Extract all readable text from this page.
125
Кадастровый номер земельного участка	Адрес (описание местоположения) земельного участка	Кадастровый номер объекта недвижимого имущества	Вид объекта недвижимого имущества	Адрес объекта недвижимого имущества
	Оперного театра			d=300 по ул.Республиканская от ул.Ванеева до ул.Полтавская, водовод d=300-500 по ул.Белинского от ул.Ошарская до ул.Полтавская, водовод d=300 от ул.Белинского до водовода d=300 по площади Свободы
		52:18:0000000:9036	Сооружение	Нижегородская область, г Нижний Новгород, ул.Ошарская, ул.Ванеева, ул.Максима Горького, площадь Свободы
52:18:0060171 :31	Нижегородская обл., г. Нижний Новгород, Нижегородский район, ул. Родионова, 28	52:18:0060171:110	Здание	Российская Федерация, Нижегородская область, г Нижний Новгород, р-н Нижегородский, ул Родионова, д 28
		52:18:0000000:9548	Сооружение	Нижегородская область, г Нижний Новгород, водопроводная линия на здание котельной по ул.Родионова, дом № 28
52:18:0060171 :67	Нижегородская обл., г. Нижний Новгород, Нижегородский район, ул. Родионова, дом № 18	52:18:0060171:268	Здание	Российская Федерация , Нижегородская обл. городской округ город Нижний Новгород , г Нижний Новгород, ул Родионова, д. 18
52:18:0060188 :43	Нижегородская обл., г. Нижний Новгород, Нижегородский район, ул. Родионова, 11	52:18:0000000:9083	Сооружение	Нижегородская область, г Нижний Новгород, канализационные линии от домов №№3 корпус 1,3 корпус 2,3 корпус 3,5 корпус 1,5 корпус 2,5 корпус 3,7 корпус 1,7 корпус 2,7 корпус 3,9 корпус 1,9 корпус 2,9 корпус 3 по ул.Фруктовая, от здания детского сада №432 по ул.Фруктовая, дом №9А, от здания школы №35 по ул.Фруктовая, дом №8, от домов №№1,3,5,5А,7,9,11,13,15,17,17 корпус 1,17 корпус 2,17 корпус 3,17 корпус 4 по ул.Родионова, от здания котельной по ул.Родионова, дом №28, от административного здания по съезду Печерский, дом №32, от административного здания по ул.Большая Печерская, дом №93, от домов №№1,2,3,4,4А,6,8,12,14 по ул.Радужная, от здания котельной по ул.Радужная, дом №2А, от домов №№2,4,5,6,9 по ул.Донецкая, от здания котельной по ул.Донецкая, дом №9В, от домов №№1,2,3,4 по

■ **Problem description**:
Give the listing above again, word for word.

■ **Problem solution**:
Extract all readable text from this page.
125
Кадастровый номер земельного участка	Адрес (описание местоположения) земельного участка	Кадастровый номер объекта недвижимого имущества	Вид объекта недвижимого имущества	Адрес объекта недвижимого имущества
	Оперного театра			d=300 по ул.Республиканская от ул.Ванеева до ул.Полтавская, водовод d=300-500 по ул.Белинского от ул.Ошарская до ул.Полтавская, водовод d=300 от ул.Белинского до водовода d=300 по площади Свободы
		52:18:0000000:9036	Сооружение	Нижегородская область, г Нижний Новгород, ул.Ошарская, ул.Ванеева, ул.Максима Горького, площадь Свободы
52:18:0060171 :31	Нижегородская обл., г. Нижний Новгород, Нижегородский район, ул. Родионова, 28	52:18:0060171:110	Здание	Российская Федерация, Нижегородская область, г Нижний Новгород, р-н Нижегородский, ул Родионова, д 28
		52:18:0000000:9548	Сооружение	Нижегородская область, г Нижний Новгород, водопроводная линия на здание котельной по ул.Родионова, дом № 28
52:18:0060171 :67	Нижегородская обл., г. Нижний Новгород, Нижегородский район, ул. Родионова, дом № 18	52:18:0060171:268	Здание	Российская Федерация , Нижегородская обл. городской округ город Нижний Новгород , г Нижний Новгород, ул Родионова, д. 18
52:18:0060188 :43	Нижегородская обл., г. Нижний Новгород, Нижегородский район, ул. Родионова, 11	52:18:0000000:9083	Сооружение	Нижегородская область, г Нижний Новгород, канализационные линии от домов №№3 корпус 1,3 корпус 2,3 корпус 3,5 корпус 1,5 корпус 2,5 корпус 3,7 корпус 1,7 корпус 2,7 корпус 3,9 корпус 1,9 корпус 2,9 корпус 3 по ул.Фруктовая, от здания детского сада №432 по ул.Фруктовая, дом №9А, от здания школы №35 по ул.Фруктовая, дом №8, от домов №№1,3,5,5А,7,9,11,13,15,17,17 корпус 1,17 корпус 2,17 корпус 3,17 корпус 4 по ул.Родионова, от здания котельной по ул.Родионова, дом №28, от административного здания по съезду Печерский, дом №32, от административного здания по ул.Большая Печерская, дом №93, от домов №№1,2,3,4,4А,6,8,12,14 по ул.Радужная, от здания котельной по ул.Радужная, дом №2А, от домов №№2,4,5,6,9 по ул.Донецкая, от здания котельной по ул.Донецкая, дом №9В, от домов №№1,2,3,4 по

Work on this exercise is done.